/---

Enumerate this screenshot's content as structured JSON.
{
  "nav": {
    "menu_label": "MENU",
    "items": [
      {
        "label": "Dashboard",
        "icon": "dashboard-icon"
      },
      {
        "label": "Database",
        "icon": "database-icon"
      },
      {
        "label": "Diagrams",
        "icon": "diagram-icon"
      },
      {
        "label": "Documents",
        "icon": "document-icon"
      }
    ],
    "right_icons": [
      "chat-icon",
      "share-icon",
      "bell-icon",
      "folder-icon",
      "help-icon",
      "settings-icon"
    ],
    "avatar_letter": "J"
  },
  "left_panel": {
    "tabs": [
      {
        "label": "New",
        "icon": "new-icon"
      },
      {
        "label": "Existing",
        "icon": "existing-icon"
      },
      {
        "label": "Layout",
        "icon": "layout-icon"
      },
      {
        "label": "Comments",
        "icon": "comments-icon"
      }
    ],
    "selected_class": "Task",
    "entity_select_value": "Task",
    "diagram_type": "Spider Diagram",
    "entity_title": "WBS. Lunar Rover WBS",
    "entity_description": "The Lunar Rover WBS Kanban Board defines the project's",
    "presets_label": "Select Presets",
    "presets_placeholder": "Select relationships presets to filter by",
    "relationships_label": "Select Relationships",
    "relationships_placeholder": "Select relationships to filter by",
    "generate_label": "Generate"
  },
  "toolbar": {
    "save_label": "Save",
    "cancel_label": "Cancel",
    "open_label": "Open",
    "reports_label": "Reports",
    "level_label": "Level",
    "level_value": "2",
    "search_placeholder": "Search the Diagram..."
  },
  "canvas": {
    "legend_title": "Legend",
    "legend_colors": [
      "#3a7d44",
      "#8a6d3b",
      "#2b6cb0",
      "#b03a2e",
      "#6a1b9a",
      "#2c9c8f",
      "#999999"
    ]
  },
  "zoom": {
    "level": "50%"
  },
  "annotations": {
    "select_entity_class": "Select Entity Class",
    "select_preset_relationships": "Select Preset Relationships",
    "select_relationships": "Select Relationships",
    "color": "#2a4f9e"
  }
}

\---

WRITTEN INSTRUCTION:
Look through the entries above and count each line holding "Task"; report the count alone.

WRITTEN SOLUTION:
2